Information given >>
*****

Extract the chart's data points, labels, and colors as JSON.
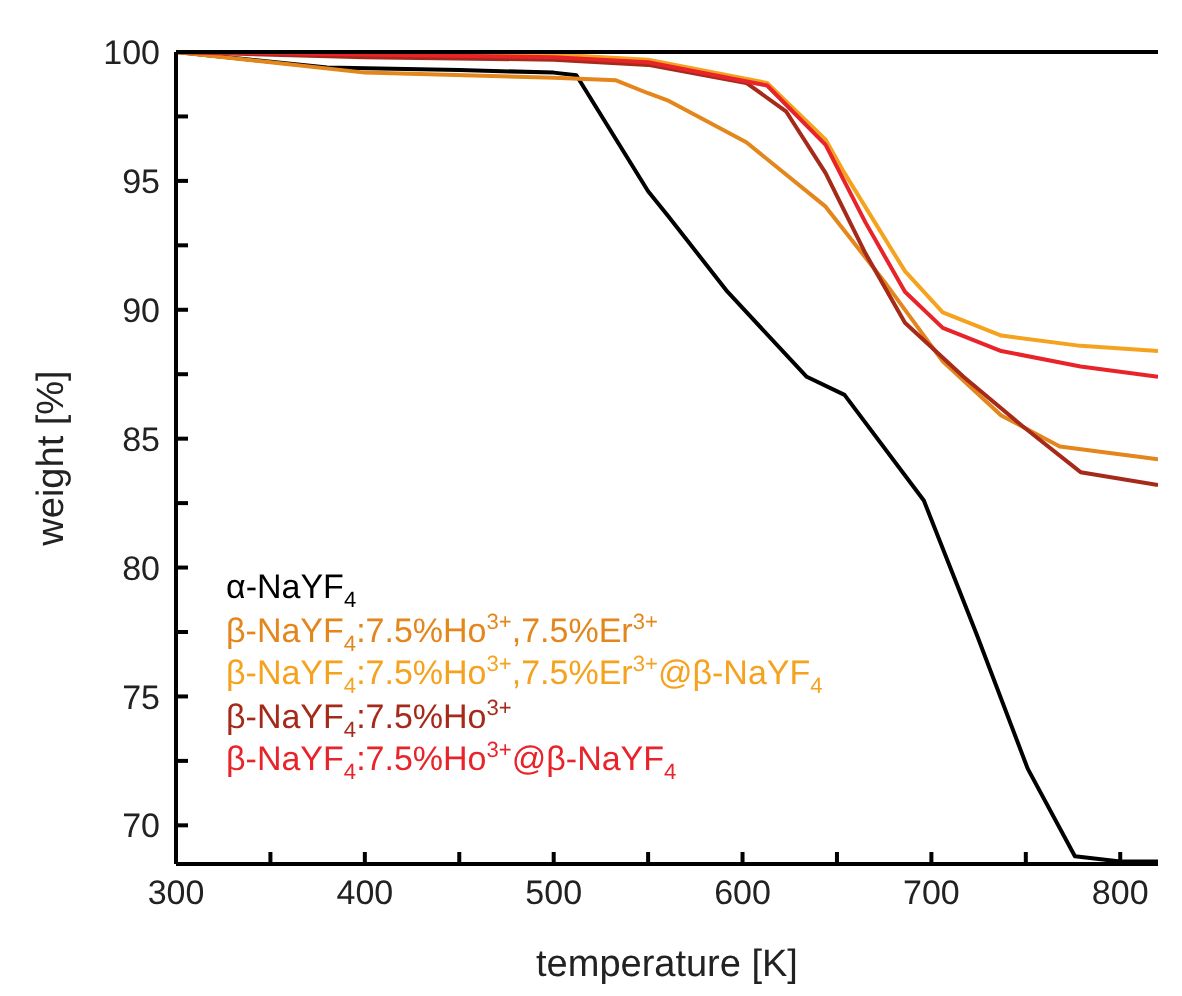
{
  "chart_data": {
    "type": "line",
    "xlabel": "temperature [K]",
    "ylabel": "weight [%]",
    "xlim": [
      300,
      820
    ],
    "ylim": [
      68.5,
      100
    ],
    "xticks": [
      300,
      {
        "value": 350,
        "label": null
      },
      400,
      {
        "value": 450,
        "label": null
      },
      500,
      {
        "value": 550,
        "label": null
      },
      600,
      {
        "value": 650,
        "label": null
      },
      700,
      {
        "value": 750,
        "label": null
      },
      800
    ],
    "yticks": [
      70,
      {
        "value": 72.5,
        "label": null
      },
      75,
      {
        "value": 77.5,
        "label": null
      },
      80,
      {
        "value": 82.5,
        "label": null
      },
      85,
      {
        "value": 87.5,
        "label": null
      },
      90,
      {
        "value": 92.5,
        "label": null
      },
      95,
      {
        "value": 97.5,
        "label": null
      },
      100
    ],
    "grid": false,
    "legend": "bottom left",
    "marker": "none",
    "line_style": "solid",
    "series": [
      {
        "name": "α-NaYF$_{4}$",
        "color": "#000000",
        "x": [
          300,
          380,
          450,
          500,
          512,
          550,
          561,
          592,
          634,
          654,
          696,
          724,
          751,
          776,
          800,
          820
        ],
        "values": [
          100,
          99.4,
          99.3,
          99.2,
          99.1,
          94.6,
          93.6,
          90.7,
          87.4,
          86.7,
          82.6,
          77.4,
          72.2,
          68.8,
          68.6,
          68.6
        ]
      },
      {
        "name": "β-NaYF$_{4}$:7.5%Ho$^{3+}$,7.5%Er$^{3+}$",
        "color": "#e3861c",
        "x": [
          300,
          350,
          400,
          500,
          533,
          550,
          561,
          602,
          644,
          675,
          706,
          737,
          768,
          820
        ],
        "values": [
          100,
          99.6,
          99.2,
          99,
          98.9,
          98.4,
          98.1,
          96.5,
          94,
          91.1,
          88,
          85.9,
          84.7,
          84.2
        ]
      },
      {
        "name": "β-NaYF$_{4}$:7.5%Ho$^{3+}$,7.5%Er$^{3+}$@β-NaYF$_{4}$",
        "color": "#f5a21e",
        "x": [
          300,
          500,
          550,
          613,
          644,
          654,
          686,
          706,
          737,
          779,
          820
        ],
        "values": [
          100,
          99.9,
          99.7,
          98.8,
          96.6,
          95.3,
          91.5,
          89.9,
          89,
          88.6,
          88.4
        ]
      },
      {
        "name": "β-NaYF$_{4}$:7.5%Ho$^{3+}$",
        "color": "#a52a1a",
        "x": [
          300,
          400,
          500,
          550,
          602,
          623,
          644,
          665,
          686,
          717,
          748,
          779,
          820
        ],
        "values": [
          100,
          99.8,
          99.7,
          99.5,
          98.8,
          97.7,
          95.3,
          92.2,
          89.5,
          87.4,
          85.5,
          83.7,
          83.2
        ]
      },
      {
        "name": "β-NaYF$_{4}$:7.5%Ho$^{3+}$@β-NaYF$_{4}$",
        "color": "#e8232a",
        "x": [
          300,
          500,
          550,
          613,
          644,
          665,
          686,
          706,
          737,
          779,
          820
        ],
        "values": [
          100,
          99.8,
          99.6,
          98.7,
          96.4,
          93.4,
          90.7,
          89.3,
          88.4,
          87.8,
          87.4
        ]
      }
    ]
  }
}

*****

Given task >>
Reproduce the data word for word, excluding its pictures.

Correct output >>
Extract the chart's data points, labels, and colors as JSON.
{
  "chart_data": {
    "type": "line",
    "xlabel": "temperature [K]",
    "ylabel": "weight [%]",
    "xlim": [
      300,
      820
    ],
    "ylim": [
      68.5,
      100
    ],
    "xticks": [
      300,
      {
        "value": 350,
        "label": null
      },
      400,
      {
        "value": 450,
        "label": null
      },
      500,
      {
        "value": 550,
        "label": null
      },
      600,
      {
        "value": 650,
        "label": null
      },
      700,
      {
        "value": 750,
        "label": null
      },
      800
    ],
    "yticks": [
      70,
      {
        "value": 72.5,
        "label": null
      },
      75,
      {
        "value": 77.5,
        "label": null
      },
      80,
      {
        "value": 82.5,
        "label": null
      },
      85,
      {
        "value": 87.5,
        "label": null
      },
      90,
      {
        "value": 92.5,
        "label": null
      },
      95,
      {
        "value": 97.5,
        "label": null
      },
      100
    ],
    "grid": false,
    "legend": "bottom left",
    "marker": "none",
    "line_style": "solid",
    "series": [
      {
        "name": "α-NaYF$_{4}$",
        "color": "#000000",
        "x": [
          300,
          380,
          450,
          500,
          512,
          550,
          561,
          592,
          634,
          654,
          696,
          724,
          751,
          776,
          800,
          820
        ],
        "values": [
          100,
          99.4,
          99.3,
          99.2,
          99.1,
          94.6,
          93.6,
          90.7,
          87.4,
          86.7,
          82.6,
          77.4,
          72.2,
          68.8,
          68.6,
          68.6
        ]
      },
      {
        "name": "β-NaYF$_{4}$:7.5%Ho$^{3+}$,7.5%Er$^{3+}$",
        "color": "#e3861c",
        "x": [
          300,
          350,
          400,
          500,
          533,
          550,
          561,
          602,
          644,
          675,
          706,
          737,
          768,
          820
        ],
        "values": [
          100,
          99.6,
          99.2,
          99,
          98.9,
          98.4,
          98.1,
          96.5,
          94,
          91.1,
          88,
          85.9,
          84.7,
          84.2
        ]
      },
      {
        "name": "β-NaYF$_{4}$:7.5%Ho$^{3+}$,7.5%Er$^{3+}$@β-NaYF$_{4}$",
        "color": "#f5a21e",
        "x": [
          300,
          500,
          550,
          613,
          644,
          654,
          686,
          706,
          737,
          779,
          820
        ],
        "values": [
          100,
          99.9,
          99.7,
          98.8,
          96.6,
          95.3,
          91.5,
          89.9,
          89,
          88.6,
          88.4
        ]
      },
      {
        "name": "β-NaYF$_{4}$:7.5%Ho$^{3+}$",
        "color": "#a52a1a",
        "x": [
          300,
          400,
          500,
          550,
          602,
          623,
          644,
          665,
          686,
          717,
          748,
          779,
          820
        ],
        "values": [
          100,
          99.8,
          99.7,
          99.5,
          98.8,
          97.7,
          95.3,
          92.2,
          89.5,
          87.4,
          85.5,
          83.7,
          83.2
        ]
      },
      {
        "name": "β-NaYF$_{4}$:7.5%Ho$^{3+}$@β-NaYF$_{4}$",
        "color": "#e8232a",
        "x": [
          300,
          500,
          550,
          613,
          644,
          665,
          686,
          706,
          737,
          779,
          820
        ],
        "values": [
          100,
          99.8,
          99.6,
          98.7,
          96.4,
          93.4,
          90.7,
          89.3,
          88.4,
          87.8,
          87.4
        ]
      }
    ]
  }
}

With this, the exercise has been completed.